- **Problem description**
Answer these questions from the thermal paste thread, one answer per line, numbered to match.
1. Which laptop does teaj say is running hot?
2. Which thermal paste does SaiyanGoku say to get?
3. What price does teaj list for the Noctua Nth1?

- **Passage to read**
****************************************

# Thermal Paste MX4 or MX2 or AS5 or Noctua Nth1



## teaj (Mar 24, 2015)

Hi guys, my Dell Inspiron 15R is running really hot now 75 C idle and 100+ C on load and if I dont do something then it can very well fry in summer. I need to clean it and apply some good thermal paste. What should I buy ? Arctic Silver 5 [Rs. 580] or Arctic MX4 [Rs. 810] or Arctic MX2 [Rs. 625] or Noctua Nth1 [Rs. 510] ? What is the best thermal paste?


----------



## SaiyanGoku (Mar 24, 2015)

Noctua NT-H1 or Arctic Mx-4 - Air Cooling - Linus Tech Tips

Get Noctua NTH1


----------



## bssunilreddy (Mar 25, 2015)

teaj said:


> Hi guys, my Dell Inspiron 15R is running really hot now 75 C idle and 100+ C on load and if I dont do something then it can very well fry in summer. I need to clean it and apply some good thermal paste. What should I buy ? Arctic Silver 5 [Rs. 580] or Arctic MX4 [Rs. 810] or Arctic MX2 [Rs. 625] or Noctua Nth1 [Rs. 510] ? What is the best thermal paste?

****************************************

Saved data entries:
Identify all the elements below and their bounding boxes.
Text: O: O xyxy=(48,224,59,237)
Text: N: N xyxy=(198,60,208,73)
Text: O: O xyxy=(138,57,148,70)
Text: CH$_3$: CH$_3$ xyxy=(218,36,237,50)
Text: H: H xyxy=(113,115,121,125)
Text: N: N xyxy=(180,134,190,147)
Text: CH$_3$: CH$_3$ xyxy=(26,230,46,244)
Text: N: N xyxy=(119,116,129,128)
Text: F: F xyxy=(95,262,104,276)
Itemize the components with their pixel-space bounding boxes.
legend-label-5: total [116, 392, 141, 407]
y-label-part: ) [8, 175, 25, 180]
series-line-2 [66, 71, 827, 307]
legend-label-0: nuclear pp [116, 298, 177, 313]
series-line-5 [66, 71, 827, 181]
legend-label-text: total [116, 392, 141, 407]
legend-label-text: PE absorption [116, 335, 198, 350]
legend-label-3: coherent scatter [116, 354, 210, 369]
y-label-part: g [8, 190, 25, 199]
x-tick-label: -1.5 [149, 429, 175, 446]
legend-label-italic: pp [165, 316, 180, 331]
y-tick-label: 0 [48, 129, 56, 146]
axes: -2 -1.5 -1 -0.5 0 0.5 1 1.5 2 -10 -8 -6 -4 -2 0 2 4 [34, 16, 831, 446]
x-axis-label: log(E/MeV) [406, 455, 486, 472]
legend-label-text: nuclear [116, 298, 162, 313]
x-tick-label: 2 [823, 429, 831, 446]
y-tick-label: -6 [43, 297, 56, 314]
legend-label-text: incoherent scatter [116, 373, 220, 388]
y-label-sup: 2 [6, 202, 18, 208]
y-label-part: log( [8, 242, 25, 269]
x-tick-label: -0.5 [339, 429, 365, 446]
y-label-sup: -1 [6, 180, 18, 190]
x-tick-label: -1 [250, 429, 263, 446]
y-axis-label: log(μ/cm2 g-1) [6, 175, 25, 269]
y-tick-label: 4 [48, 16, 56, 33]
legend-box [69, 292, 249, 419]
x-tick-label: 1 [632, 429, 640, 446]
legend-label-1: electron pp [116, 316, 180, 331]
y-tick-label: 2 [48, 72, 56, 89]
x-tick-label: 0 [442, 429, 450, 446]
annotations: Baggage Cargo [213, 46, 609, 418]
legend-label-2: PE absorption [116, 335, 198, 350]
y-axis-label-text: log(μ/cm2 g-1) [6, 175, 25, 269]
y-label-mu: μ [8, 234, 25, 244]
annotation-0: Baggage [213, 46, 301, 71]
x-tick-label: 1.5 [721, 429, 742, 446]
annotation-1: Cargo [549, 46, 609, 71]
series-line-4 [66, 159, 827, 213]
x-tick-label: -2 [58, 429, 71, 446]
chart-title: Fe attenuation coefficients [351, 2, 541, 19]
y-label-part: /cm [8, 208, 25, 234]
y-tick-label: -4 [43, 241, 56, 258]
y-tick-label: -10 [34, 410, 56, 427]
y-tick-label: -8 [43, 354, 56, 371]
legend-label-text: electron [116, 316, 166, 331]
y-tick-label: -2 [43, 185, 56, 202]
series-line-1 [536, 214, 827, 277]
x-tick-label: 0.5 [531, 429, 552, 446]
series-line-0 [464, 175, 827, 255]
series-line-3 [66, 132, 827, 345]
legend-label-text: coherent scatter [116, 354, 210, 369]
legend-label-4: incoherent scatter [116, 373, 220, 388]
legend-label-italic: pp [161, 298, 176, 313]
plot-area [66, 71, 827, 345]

****************************************

- **Exercise answer**
1. A Dell Inspiron 15R
2. Noctua NTH1
3. Rs. 510